### THE TASK
Reproduce the entries below in full, word for word.

### MATERIAL FOR THE TASK
————————

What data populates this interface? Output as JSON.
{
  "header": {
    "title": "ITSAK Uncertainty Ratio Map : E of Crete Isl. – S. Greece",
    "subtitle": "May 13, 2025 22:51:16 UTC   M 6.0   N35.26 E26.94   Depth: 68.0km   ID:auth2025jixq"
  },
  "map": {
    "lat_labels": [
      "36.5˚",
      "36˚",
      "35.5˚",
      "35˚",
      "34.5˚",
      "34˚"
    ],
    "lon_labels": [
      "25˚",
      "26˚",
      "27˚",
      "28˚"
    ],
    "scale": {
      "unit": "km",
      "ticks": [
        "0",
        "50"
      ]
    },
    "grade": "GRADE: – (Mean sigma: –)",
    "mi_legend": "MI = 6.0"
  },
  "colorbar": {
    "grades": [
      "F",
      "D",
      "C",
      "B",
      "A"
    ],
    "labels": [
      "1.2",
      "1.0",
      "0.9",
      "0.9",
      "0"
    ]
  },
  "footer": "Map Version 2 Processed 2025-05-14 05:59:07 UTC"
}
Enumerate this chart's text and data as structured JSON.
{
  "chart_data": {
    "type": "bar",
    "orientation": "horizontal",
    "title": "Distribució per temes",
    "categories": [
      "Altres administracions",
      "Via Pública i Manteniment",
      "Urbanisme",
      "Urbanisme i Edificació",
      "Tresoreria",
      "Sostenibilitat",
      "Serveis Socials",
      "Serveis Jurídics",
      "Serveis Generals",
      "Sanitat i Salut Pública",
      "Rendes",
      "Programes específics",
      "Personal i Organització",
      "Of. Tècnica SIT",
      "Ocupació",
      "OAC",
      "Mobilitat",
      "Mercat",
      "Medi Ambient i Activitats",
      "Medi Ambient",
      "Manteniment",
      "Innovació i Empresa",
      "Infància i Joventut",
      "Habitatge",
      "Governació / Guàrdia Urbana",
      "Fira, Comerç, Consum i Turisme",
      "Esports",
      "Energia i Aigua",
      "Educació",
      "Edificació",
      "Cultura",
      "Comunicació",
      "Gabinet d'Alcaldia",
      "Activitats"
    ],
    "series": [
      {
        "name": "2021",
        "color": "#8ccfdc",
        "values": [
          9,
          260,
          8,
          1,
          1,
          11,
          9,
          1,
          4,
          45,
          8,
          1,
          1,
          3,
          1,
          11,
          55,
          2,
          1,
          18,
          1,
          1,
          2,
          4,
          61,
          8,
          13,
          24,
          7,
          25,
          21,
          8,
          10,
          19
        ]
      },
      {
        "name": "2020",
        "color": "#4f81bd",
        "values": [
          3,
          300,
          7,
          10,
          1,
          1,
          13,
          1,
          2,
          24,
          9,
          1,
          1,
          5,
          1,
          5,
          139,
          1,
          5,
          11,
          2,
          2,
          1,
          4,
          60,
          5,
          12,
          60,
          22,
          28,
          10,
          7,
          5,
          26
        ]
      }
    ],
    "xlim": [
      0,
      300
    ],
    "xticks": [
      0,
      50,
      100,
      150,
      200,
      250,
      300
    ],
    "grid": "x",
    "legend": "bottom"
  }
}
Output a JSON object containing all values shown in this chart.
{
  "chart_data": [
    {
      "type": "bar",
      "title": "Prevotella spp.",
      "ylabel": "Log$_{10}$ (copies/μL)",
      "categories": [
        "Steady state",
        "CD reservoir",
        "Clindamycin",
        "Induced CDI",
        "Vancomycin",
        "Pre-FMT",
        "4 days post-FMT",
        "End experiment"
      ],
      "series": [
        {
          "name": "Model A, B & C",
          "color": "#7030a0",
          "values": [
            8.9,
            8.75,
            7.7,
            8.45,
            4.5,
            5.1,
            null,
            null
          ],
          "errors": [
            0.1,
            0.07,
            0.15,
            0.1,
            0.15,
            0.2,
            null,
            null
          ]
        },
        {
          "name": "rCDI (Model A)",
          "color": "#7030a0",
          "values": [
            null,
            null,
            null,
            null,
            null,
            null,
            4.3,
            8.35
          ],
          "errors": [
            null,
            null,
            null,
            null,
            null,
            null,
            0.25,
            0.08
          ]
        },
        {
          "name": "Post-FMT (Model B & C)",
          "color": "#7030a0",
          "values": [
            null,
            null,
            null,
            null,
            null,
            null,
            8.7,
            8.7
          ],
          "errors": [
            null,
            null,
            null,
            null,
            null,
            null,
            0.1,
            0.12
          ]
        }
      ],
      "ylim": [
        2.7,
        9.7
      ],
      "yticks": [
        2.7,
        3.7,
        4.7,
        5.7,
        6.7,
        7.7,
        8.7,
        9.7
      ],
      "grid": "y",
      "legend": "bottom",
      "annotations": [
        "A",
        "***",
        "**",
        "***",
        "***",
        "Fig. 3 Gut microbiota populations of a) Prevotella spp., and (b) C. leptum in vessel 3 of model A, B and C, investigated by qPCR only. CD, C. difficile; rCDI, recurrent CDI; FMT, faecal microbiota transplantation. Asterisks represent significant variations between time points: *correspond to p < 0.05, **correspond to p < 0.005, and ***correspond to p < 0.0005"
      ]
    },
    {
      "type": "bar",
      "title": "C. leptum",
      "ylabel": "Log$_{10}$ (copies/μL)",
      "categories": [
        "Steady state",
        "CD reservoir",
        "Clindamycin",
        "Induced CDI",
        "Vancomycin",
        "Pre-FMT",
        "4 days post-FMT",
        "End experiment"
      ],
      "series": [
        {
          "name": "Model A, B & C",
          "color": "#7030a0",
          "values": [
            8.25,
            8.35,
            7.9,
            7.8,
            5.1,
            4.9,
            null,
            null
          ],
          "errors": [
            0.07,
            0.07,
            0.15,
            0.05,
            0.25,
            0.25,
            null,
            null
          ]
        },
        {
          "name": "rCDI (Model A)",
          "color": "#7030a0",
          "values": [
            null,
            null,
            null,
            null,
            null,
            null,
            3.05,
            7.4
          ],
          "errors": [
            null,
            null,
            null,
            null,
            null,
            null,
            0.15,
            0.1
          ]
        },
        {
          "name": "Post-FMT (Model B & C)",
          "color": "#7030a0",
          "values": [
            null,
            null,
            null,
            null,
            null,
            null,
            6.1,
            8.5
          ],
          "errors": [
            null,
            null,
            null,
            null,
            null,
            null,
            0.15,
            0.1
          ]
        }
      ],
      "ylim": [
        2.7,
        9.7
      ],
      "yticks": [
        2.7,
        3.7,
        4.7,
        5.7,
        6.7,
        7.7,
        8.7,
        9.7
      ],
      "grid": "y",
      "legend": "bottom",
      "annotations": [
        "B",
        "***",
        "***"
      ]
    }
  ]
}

————————

### EXERCISE ANSWER
What data populates this interface? Output as JSON.
{
  "header": {
    "title": "ITSAK Uncertainty Ratio Map : E of Crete Isl. – S. Greece",
    "subtitle": "May 13, 2025 22:51:16 UTC   M 6.0   N35.26 E26.94   Depth: 68.0km   ID:auth2025jixq"
  },
  "map": {
    "lat_labels": [
      "36.5˚",
      "36˚",
      "35.5˚",
      "35˚",
      "34.5˚",
      "34˚"
    ],
    "lon_labels": [
      "25˚",
      "26˚",
      "27˚",
      "28˚"
    ],
    "scale": {
      "unit": "km",
      "ticks": [
        "0",
        "50"
      ]
    },
    "grade": "GRADE: – (Mean sigma: –)",
    "mi_legend": "MI = 6.0"
  },
  "colorbar": {
    "grades": [
      "F",
      "D",
      "C",
      "B",
      "A"
    ],
    "labels": [
      "1.2",
      "1.0",
      "0.9",
      "0.9",
      "0"
    ]
  },
  "footer": "Map Version 2 Processed 2025-05-14 05:59:07 UTC"
}
Enumerate this chart's text and data as structured JSON.
{
  "chart_data": {
    "type": "bar",
    "orientation": "horizontal",
    "title": "Distribució per temes",
    "categories": [
      "Altres administracions",
      "Via Pública i Manteniment",
      "Urbanisme",
      "Urbanisme i Edificació",
      "Tresoreria",
      "Sostenibilitat",
      "Serveis Socials",
      "Serveis Jurídics",
      "Serveis Generals",
      "Sanitat i Salut Pública",
      "Rendes",
      "Programes específics",
      "Personal i Organització",
      "Of. Tècnica SIT",
      "Ocupació",
      "OAC",
      "Mobilitat",
      "Mercat",
      "Medi Ambient i Activitats",
      "Medi Ambient",
      "Manteniment",
      "Innovació i Empresa",
      "Infància i Joventut",
      "Habitatge",
      "Governació / Guàrdia Urbana",
      "Fira, Comerç, Consum i Turisme",
      "Esports",
      "Energia i Aigua",
      "Educació",
      "Edificació",
      "Cultura",
      "Comunicació",
      "Gabinet d'Alcaldia",
      "Activitats"
    ],
    "series": [
      {
        "name": "2021",
        "color": "#8ccfdc",
        "values": [
          9,
          260,
          8,
          1,
          1,
          11,
          9,
          1,
          4,
          45,
          8,
          1,
          1,
          3,
          1,
          11,
          55,
          2,
          1,
          18,
          1,
          1,
          2,
          4,
          61,
          8,
          13,
          24,
          7,
          25,
          21,
          8,
          10,
          19
        ]
      },
      {
        "name": "2020",
        "color": "#4f81bd",
        "values": [
          3,
          300,
          7,
          10,
          1,
          1,
          13,
          1,
          2,
          24,
          9,
          1,
          1,
          5,
          1,
          5,
          139,
          1,
          5,
          11,
          2,
          2,
          1,
          4,
          60,
          5,
          12,
          60,
          22,
          28,
          10,
          7,
          5,
          26
        ]
      }
    ],
    "xlim": [
      0,
      300
    ],
    "xticks": [
      0,
      50,
      100,
      150,
      200,
      250,
      300
    ],
    "grid": "x",
    "legend": "bottom"
  }
}
Output a JSON object containing all values shown in this chart.
{
  "chart_data": [
    {
      "type": "bar",
      "title": "Prevotella spp.",
      "ylabel": "Log$_{10}$ (copies/μL)",
      "categories": [
        "Steady state",
        "CD reservoir",
        "Clindamycin",
        "Induced CDI",
        "Vancomycin",
        "Pre-FMT",
        "4 days post-FMT",
        "End experiment"
      ],
      "series": [
        {
          "name": "Model A, B & C",
          "color": "#7030a0",
          "values": [
            8.9,
            8.75,
            7.7,
            8.45,
            4.5,
            5.1,
            null,
            null
          ],
          "errors": [
            0.1,
            0.07,
            0.15,
            0.1,
            0.15,
            0.2,
            null,
            null
          ]
        },
        {
          "name": "rCDI (Model A)",
          "color": "#7030a0",
          "values": [
            null,
            null,
            null,
            null,
            null,
            null,
            4.3,
            8.35
          ],
          "errors": [
            null,
            null,
            null,
            null,
            null,
            null,
            0.25,
            0.08
          ]
        },
        {
          "name": "Post-FMT (Model B & C)",
          "color": "#7030a0",
          "values": [
            null,
            null,
            null,
            null,
            null,
            null,
            8.7,
            8.7
          ],
          "errors": [
            null,
            null,
            null,
            null,
            null,
            null,
            0.1,
            0.12
          ]
        }
      ],
      "ylim": [
        2.7,
        9.7
      ],
      "yticks": [
        2.7,
        3.7,
        4.7,
        5.7,
        6.7,
        7.7,
        8.7,
        9.7
      ],
      "grid": "y",
      "legend": "bottom",
      "annotations": [
        "A",
        "***",
        "**",
        "***",
        "***",
        "Fig. 3 Gut microbiota populations of a) Prevotella spp., and (b) C. leptum in vessel 3 of model A, B and C, investigated by qPCR only. CD, C. difficile; rCDI, recurrent CDI; FMT, faecal microbiota transplantation. Asterisks represent significant variations between time points: *correspond to p < 0.05, **correspond to p < 0.005, and ***correspond to p < 0.0005"
      ]
    },
    {
      "type": "bar",
      "title": "C. leptum",
      "ylabel": "Log$_{10}$ (copies/μL)",
      "categories": [
        "Steady state",
        "CD reservoir",
        "Clindamycin",
        "Induced CDI",
        "Vancomycin",
        "Pre-FMT",
        "4 days post-FMT",
        "End experiment"
      ],
      "series": [
        {
          "name": "Model A, B & C",
          "color": "#7030a0",
          "values": [
            8.25,
            8.35,
            7.9,
            7.8,
            5.1,
            4.9,
            null,
            null
          ],
          "errors": [
            0.07,
            0.07,
            0.15,
            0.05,
            0.25,
            0.25,
            null,
            null
          ]
        },
        {
          "name": "rCDI (Model A)",
          "color": "#7030a0",
          "values": [
            null,
            null,
            null,
            null,
            null,
            null,
            3.05,
            7.4
          ],
          "errors": [
            null,
            null,
            null,
            null,
            null,
            null,
            0.15,
            0.1
          ]
        },
        {
          "name": "Post-FMT (Model B & C)",
          "color": "#7030a0",
          "values": [
            null,
            null,
            null,
            null,
            null,
            null,
            6.1,
            8.5
          ],
          "errors": [
            null,
            null,
            null,
            null,
            null,
            null,
            0.15,
            0.1
          ]
        }
      ],
      "ylim": [
        2.7,
        9.7
      ],
      "yticks": [
        2.7,
        3.7,
        4.7,
        5.7,
        6.7,
        7.7,
        8.7,
        9.7
      ],
      "grid": "y",
      "legend": "bottom",
      "annotations": [
        "B",
        "***",
        "***"
      ]
    }
  ]
}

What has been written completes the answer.